▶ [What is required]: Search the material below for the word "Government". Copy every line that has it.

▶ [Exercise materials]:
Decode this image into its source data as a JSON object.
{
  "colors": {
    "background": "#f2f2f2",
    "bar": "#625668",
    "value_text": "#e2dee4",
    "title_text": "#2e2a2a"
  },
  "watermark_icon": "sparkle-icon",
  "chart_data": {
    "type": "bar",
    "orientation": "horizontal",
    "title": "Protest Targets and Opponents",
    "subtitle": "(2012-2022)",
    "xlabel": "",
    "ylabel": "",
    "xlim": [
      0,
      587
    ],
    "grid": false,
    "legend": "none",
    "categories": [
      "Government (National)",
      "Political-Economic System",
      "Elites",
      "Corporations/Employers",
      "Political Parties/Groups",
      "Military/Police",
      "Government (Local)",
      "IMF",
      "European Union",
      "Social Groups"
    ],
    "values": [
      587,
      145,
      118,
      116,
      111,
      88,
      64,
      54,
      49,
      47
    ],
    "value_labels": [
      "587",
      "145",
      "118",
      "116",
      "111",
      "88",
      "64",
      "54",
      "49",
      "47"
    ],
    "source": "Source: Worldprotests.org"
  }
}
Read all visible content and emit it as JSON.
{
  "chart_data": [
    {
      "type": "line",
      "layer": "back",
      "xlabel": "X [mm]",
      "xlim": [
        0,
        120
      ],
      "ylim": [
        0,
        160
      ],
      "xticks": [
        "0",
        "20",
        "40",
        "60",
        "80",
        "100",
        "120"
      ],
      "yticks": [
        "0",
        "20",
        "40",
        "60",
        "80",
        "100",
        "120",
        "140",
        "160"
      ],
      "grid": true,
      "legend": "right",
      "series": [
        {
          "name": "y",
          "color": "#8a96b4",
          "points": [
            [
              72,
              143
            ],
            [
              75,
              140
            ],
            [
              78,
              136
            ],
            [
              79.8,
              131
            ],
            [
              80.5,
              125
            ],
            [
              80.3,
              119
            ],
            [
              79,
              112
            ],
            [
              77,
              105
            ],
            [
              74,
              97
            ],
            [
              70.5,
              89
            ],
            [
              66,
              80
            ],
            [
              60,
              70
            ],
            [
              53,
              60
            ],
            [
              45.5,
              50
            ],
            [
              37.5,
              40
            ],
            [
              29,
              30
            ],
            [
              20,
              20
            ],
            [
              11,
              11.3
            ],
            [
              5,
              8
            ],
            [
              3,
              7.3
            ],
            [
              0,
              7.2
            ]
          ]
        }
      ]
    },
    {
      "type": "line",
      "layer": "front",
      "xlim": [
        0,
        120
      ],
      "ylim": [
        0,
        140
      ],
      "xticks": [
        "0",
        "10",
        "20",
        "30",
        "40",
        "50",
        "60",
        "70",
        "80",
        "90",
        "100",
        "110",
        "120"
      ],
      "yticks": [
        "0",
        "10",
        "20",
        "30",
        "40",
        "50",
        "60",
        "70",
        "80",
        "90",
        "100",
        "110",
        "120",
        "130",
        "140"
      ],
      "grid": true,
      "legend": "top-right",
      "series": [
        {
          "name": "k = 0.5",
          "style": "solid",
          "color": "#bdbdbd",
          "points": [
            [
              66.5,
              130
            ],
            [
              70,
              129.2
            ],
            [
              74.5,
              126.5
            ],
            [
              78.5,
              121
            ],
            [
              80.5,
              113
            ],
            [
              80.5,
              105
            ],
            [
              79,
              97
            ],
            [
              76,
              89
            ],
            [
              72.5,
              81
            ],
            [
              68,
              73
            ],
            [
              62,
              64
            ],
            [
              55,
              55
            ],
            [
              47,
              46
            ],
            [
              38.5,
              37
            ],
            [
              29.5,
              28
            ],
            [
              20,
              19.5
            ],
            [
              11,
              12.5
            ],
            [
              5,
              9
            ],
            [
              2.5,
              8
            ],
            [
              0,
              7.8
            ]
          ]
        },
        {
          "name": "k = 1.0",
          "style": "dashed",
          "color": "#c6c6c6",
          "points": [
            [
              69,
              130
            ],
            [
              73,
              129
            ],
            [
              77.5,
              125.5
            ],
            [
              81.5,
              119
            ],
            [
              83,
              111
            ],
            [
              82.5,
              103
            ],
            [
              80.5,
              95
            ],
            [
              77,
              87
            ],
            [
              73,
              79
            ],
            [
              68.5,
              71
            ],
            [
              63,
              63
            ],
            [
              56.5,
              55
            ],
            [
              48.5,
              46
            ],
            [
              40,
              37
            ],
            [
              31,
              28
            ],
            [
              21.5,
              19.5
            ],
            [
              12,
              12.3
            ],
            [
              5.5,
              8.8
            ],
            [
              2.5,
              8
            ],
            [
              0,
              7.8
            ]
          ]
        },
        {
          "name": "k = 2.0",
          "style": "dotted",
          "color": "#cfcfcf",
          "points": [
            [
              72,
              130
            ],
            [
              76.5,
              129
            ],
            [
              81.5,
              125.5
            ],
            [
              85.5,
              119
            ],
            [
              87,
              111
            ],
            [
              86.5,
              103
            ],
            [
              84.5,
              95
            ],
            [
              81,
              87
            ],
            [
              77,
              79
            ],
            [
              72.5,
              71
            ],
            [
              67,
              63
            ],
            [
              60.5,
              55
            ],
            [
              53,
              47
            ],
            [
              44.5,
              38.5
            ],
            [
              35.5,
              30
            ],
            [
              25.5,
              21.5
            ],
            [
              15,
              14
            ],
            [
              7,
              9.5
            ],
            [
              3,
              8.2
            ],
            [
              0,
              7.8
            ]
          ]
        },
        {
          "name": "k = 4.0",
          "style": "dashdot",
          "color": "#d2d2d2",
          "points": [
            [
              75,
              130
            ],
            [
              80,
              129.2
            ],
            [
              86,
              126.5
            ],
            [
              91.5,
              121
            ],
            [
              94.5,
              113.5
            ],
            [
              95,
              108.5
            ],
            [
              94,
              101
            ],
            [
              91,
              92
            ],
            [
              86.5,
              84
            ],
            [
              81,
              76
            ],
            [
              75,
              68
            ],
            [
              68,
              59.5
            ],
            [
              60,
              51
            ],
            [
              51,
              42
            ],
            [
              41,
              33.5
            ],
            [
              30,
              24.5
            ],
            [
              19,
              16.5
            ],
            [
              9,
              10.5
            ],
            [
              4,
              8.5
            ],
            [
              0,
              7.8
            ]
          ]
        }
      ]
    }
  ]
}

▶ [Response below]:
      "Government (National)",
      "Government (Local)",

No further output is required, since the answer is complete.